■ PROBLEM STATEMENT
All of the records below should be output exactly.

===

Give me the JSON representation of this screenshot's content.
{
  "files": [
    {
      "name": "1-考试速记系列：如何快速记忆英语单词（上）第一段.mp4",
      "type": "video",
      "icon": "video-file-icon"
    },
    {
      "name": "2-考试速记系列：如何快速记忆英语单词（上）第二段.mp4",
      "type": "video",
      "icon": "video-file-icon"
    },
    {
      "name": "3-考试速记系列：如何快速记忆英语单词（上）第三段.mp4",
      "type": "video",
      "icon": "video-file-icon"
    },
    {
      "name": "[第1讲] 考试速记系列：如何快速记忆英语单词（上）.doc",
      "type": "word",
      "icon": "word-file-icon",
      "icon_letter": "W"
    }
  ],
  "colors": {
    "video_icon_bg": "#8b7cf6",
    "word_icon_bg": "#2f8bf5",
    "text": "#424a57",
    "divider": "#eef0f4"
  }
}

===

■ RESPONSE
Give me the JSON representation of this screenshot's content.
{
  "files": [
    {
      "name": "1-考试速记系列：如何快速记忆英语单词（上）第一段.mp4",
      "type": "video",
      "icon": "video-file-icon"
    },
    {
      "name": "2-考试速记系列：如何快速记忆英语单词（上）第二段.mp4",
      "type": "video",
      "icon": "video-file-icon"
    },
    {
      "name": "3-考试速记系列：如何快速记忆英语单词（上）第三段.mp4",
      "type": "video",
      "icon": "video-file-icon"
    },
    {
      "name": "[第1讲] 考试速记系列：如何快速记忆英语单词（上）.doc",
      "type": "word",
      "icon": "word-file-icon",
      "icon_letter": "W"
    }
  ],
  "colors": {
    "video_icon_bg": "#8b7cf6",
    "word_icon_bg": "#2f8bf5",
    "text": "#424a57",
    "divider": "#eef0f4"
  }
}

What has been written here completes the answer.